◆ **Extrait**:
————
Publié en ligne le 24 août 2025
Psycho
Comprendre ce qui se passe dans notre tête
Paul Bloom
Markus Haller, 2024, 564 pages, 28 €

L’auteur, docteur en psychologie cognitive du prestigieux Massachusetts Institute of Technology, a enseigné à l’université de Yale, puis à celle de Toronto. Il a mené plusieurs recherches publiées dans des revues de haut niveau. Par exemple, une étude sur le langage menée avec l’éminent Steven Pinker et publiée dans une des meilleures revues de psychologie : Behavioral and Brain Sciences.

En lisant, on se prend de sympathie pour Paul Bloom qui agrémente son exposé d’anecdotes personnelles, de références à la vie pratique et de beaucoup d’humour. Je souligne que l’auteur a un souci constant d’épistémologie et de méthodologie. Il donne sans cesse des explications alternatives à des résultats de recherches.

L’ouvrage fournit beaucoup de données classiques : le fonctionnement du cerveau ; les apports essentiels de Skinner ; le fonctionnement de la mémoire et la facilité de développer des faux souvenirs ; la puissance du conformisme ; le raisonnement en catégories sociales et les stéréotypes ; les biais cognitifs, etc.
————
◆ **Consignes**:
**1)** Selon la critique du livre de Paul Bloom, dans quelle université l'auteur a-t-il enseigné après Yale ?
**2)** Modifiez le passage de la critique du livre de Paul Bloom qui s'ouvre sur les mots contenant « Publié en ligne » et se clôt sur « and Brain Sciences. » en y remplaçant « prestigieux » par « célèbre », puis donnez ce passage ainsi modifié.
**3)** Poursuivez la critique du livre de Paul Bloom à partir de l'endroit où elle s'arrête.
Les données qui suivent proviennent d'une autre source.

◆ **Données**:
————
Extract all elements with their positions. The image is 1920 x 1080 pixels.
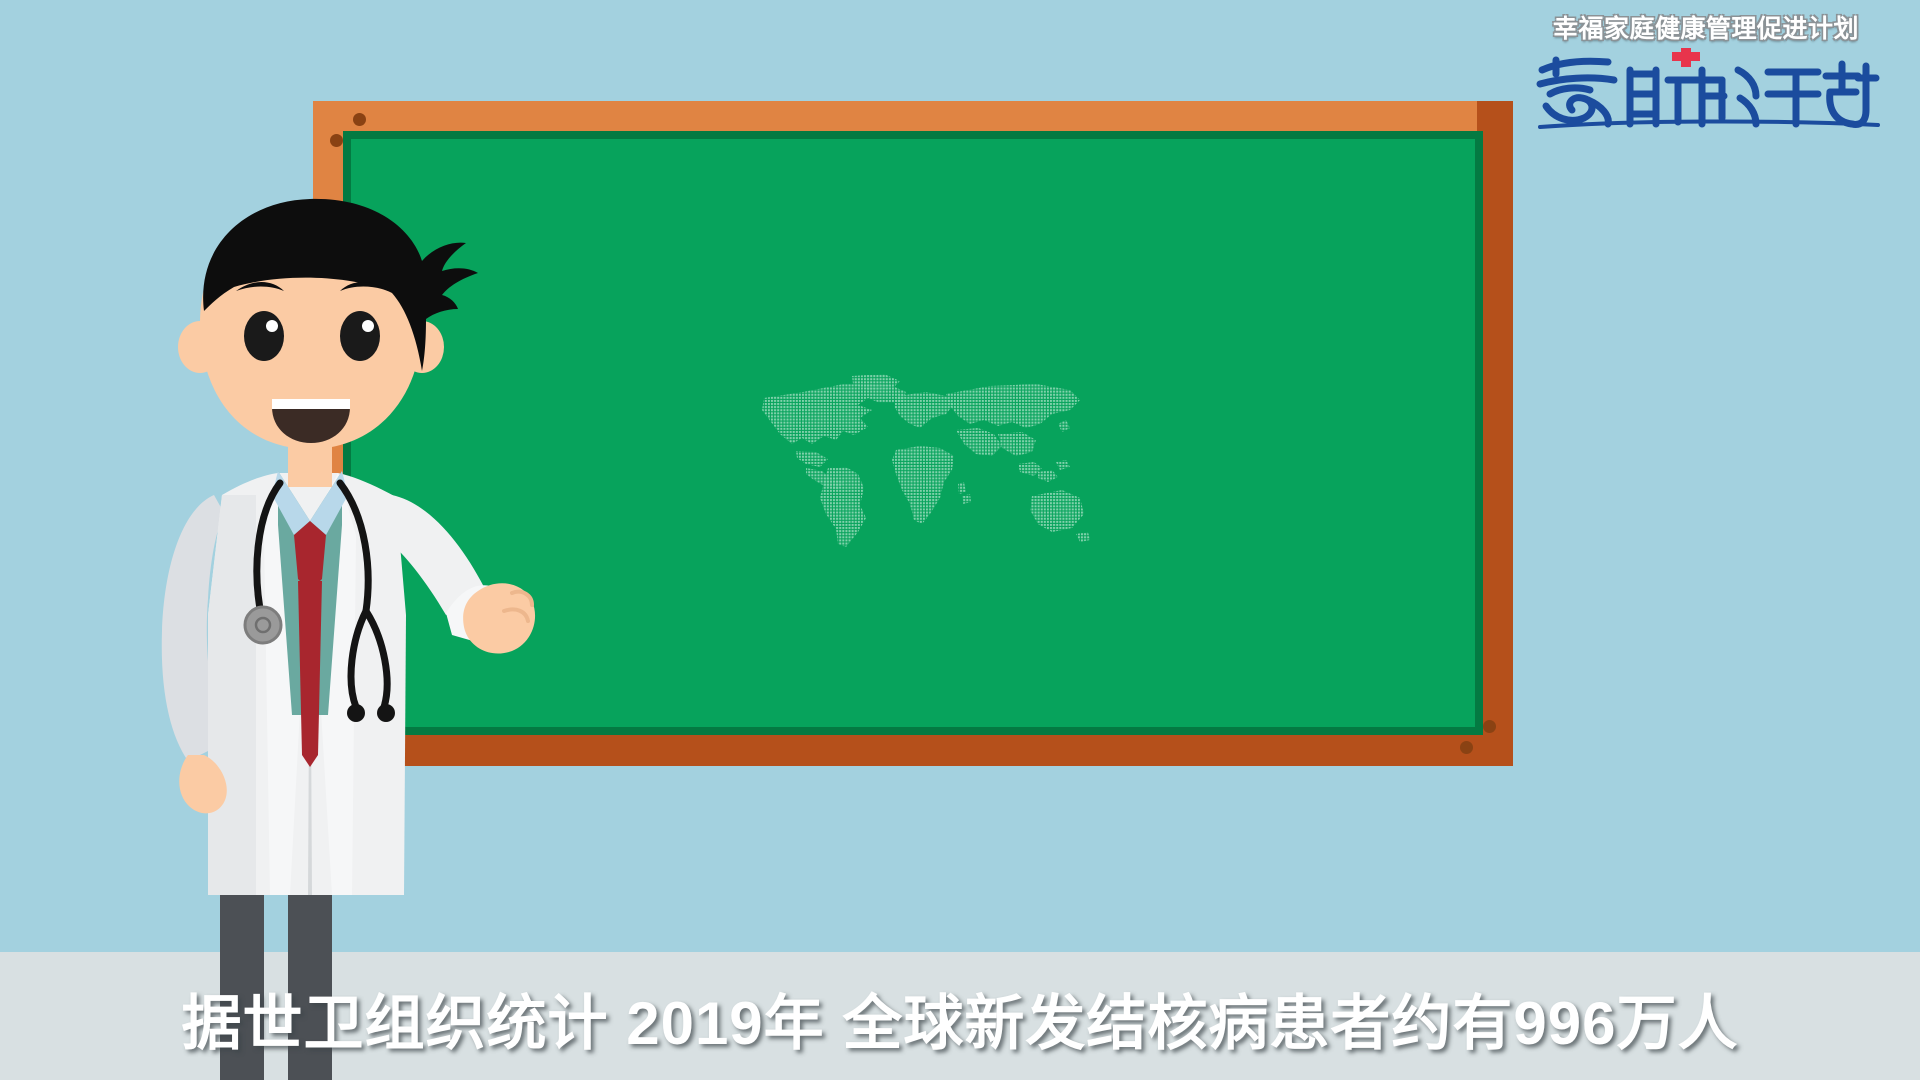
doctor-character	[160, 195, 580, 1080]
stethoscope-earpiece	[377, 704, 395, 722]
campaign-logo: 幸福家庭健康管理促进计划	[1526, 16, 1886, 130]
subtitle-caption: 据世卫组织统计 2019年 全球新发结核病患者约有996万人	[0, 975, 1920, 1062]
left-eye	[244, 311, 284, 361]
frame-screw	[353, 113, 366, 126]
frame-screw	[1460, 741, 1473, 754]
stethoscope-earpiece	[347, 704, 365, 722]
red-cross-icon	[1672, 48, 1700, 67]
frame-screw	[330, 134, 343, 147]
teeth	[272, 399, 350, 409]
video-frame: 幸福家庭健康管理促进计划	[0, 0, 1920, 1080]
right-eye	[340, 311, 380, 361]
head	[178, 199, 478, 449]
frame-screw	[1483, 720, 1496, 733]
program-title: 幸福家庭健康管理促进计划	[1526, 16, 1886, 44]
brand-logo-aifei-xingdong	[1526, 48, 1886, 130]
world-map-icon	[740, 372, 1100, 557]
————
◆ **Réponses**:
**1)** À l'université de Toronto.

**2)**
Publié en ligne le 24 août 2025
Psycho
Comprendre ce qui se passe dans notre tête
Paul Bloom
Markus Haller, 2024, 564 pages, 28 €

L’auteur, docteur en psychologie cognitive du célèbre Massachusetts Institute of Technology, a enseigné à l’université de Yale, puis à celle de Toronto. Il a mené plusieurs recherches publiées dans des revues de haut niveau. Par exemple, une étude sur le langage menée avec l’éminent Steven Pinker et publiée dans une des meilleures revues de psychologie : Behavioral and Brain Sciences.

**3)**
Mais l’ouvrage présente aussi des données moins connues : l’intérêt et les limites de la comparaison du fonctionnement du cerveau et des ordinateurs ; l’intérêt et les limites des neurosciences (celles-ci ne remplacent pas la psychologie) ; le fait que les enfants sont plus intelligents que ne le croyait Jean Piaget, le plus éminent spécialiste de l’épistémologie génétique ; les facteurs et la fonction du dégoût ; les motivations et les émotions morales ; les caractéristiques de la population qui sert pour la grande majorité des recherches en psychologie : les WEIRD 1 (les habitants des Western Educated Industrialized Rich Democracies ; démocraties industrielles, riches, éduquées à l’occidentale, soit un huitième de la population mondiale).

Dans le chapitre sur les principaux troubles mentaux, P. Bloom défend l’idée que les différences psychologiques entre individus sont graduelles et que la psychopathologie ne semble pas faire exception.

L’ouvrage se termine par un thème à la mode : la psychologie positive, certes intéressante mais « qui compte beaucoup d’erreurs et de mensonges ». Sont présentées des corrélations entre le sentiment de bien-être et une série de variables (pays où l’on vit, le fait d’avoir des enfants, etc.). Ici encore, l’auteur met en garde contre une utilisation naïve de causalités apparentes.

P. Bloom a fait de son cours une version qui se lit comme un essai. Le livre est idéal pour de futurs étudiants en sciences humaines, pas seulement en psychologie. Il convient parfaitement au non-spécialiste de la psychologie qui souhaite un large panorama de thèmes essentiels de la psychologie contemporaine.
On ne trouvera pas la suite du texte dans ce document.